-- Begin --
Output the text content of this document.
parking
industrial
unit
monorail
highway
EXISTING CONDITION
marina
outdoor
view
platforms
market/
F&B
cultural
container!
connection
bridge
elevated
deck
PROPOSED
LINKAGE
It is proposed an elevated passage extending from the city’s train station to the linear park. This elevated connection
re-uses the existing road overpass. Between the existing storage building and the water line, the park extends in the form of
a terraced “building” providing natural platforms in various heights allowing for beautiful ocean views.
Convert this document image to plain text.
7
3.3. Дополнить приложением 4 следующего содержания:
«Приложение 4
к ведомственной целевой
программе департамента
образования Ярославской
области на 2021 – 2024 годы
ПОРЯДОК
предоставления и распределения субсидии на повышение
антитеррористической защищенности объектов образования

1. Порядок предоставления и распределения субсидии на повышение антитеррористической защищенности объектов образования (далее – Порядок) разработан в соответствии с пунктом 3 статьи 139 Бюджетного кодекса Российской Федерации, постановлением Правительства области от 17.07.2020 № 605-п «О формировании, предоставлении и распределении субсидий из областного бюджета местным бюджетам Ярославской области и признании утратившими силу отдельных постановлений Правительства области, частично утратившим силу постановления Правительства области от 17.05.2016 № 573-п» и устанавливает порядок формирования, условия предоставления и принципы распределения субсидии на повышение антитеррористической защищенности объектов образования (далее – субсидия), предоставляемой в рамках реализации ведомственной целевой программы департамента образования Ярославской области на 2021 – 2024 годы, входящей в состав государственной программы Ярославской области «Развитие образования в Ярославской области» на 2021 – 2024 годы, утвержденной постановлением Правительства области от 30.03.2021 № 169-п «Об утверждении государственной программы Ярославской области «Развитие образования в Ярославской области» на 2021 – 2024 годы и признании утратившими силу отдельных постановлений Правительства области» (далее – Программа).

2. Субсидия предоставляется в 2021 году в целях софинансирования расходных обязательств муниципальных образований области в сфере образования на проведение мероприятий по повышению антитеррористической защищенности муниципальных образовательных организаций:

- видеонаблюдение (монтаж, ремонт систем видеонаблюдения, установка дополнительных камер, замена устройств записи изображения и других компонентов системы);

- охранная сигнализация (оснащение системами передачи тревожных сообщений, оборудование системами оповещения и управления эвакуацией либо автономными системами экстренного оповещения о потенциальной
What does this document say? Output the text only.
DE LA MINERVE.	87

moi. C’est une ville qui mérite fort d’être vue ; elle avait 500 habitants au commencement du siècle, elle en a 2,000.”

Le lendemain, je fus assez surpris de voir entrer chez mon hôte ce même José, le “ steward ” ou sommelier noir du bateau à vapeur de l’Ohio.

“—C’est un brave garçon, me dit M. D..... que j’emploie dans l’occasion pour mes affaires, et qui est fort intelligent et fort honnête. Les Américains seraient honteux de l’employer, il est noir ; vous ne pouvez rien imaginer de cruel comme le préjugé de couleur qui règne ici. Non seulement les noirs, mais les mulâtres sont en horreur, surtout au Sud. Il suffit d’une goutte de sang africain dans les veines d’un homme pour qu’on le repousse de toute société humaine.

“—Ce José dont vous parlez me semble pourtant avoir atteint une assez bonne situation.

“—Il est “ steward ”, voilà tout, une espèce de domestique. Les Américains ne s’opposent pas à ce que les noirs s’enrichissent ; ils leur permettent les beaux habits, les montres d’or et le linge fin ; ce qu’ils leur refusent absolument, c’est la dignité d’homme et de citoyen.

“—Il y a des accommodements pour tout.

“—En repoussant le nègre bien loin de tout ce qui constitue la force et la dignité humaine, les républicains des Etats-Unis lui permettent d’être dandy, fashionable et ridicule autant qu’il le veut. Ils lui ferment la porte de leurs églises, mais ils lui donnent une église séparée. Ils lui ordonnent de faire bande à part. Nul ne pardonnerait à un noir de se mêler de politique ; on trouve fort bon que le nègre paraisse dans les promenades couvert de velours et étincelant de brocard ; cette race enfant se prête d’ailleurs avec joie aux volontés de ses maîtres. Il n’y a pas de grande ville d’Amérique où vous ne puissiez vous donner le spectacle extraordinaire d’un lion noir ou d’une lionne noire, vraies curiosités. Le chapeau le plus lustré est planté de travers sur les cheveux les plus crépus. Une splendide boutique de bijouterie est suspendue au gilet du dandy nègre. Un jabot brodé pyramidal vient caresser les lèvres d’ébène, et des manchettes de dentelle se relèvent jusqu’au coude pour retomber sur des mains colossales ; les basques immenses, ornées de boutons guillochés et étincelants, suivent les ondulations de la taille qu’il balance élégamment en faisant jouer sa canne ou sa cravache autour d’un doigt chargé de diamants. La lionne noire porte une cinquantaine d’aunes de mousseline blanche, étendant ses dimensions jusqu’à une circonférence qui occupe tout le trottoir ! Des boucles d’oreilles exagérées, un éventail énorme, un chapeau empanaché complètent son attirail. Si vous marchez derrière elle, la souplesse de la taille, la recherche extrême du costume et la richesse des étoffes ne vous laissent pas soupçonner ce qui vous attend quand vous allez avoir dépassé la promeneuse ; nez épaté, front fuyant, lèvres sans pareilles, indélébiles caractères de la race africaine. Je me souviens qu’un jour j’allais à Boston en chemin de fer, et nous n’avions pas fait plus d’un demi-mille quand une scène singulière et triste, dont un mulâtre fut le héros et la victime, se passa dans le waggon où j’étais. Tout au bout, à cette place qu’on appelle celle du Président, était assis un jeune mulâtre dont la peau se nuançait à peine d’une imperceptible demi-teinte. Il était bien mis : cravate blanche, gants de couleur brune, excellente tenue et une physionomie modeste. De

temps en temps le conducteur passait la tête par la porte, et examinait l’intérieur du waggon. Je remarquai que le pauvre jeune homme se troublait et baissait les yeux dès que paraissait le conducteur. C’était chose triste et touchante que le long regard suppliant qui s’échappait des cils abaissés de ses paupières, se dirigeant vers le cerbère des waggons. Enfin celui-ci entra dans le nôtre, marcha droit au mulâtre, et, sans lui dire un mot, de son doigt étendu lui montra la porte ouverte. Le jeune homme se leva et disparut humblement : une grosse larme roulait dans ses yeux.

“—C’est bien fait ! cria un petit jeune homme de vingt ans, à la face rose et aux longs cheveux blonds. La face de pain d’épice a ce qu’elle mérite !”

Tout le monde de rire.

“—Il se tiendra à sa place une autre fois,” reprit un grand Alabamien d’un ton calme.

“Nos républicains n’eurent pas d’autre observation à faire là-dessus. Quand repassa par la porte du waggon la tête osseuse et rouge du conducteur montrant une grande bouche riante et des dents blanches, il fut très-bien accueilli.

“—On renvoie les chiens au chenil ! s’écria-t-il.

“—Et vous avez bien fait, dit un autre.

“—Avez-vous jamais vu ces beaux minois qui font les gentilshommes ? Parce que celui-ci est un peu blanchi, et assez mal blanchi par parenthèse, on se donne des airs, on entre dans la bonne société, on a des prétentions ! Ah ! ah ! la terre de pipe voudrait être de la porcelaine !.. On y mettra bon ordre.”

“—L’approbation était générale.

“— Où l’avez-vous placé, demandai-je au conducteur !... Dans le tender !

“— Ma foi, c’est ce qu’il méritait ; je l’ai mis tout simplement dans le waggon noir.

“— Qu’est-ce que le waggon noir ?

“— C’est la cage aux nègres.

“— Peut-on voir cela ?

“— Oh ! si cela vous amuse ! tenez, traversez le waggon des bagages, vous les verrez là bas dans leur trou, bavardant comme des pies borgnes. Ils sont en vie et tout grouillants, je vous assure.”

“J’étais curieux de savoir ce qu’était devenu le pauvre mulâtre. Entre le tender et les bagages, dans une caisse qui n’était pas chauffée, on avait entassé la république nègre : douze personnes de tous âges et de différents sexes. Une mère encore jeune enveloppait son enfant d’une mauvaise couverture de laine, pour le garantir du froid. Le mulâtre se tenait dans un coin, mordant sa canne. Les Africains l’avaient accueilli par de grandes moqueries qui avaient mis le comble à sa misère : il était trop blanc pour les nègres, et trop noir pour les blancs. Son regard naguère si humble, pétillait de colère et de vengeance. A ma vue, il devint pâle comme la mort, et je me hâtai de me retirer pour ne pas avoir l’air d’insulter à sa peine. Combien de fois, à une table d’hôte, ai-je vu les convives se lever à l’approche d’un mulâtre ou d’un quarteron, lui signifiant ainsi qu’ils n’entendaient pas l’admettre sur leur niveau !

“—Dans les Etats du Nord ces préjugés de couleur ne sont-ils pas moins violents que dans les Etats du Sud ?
-- End --
**WORK REQUIRED**
Search the entries for the word "elevated", then list each line that holds it.

**CORRECT ANSWER**
elevated
It is proposed an elevated passage extending from the city’s train station to the linear park. This elevated connection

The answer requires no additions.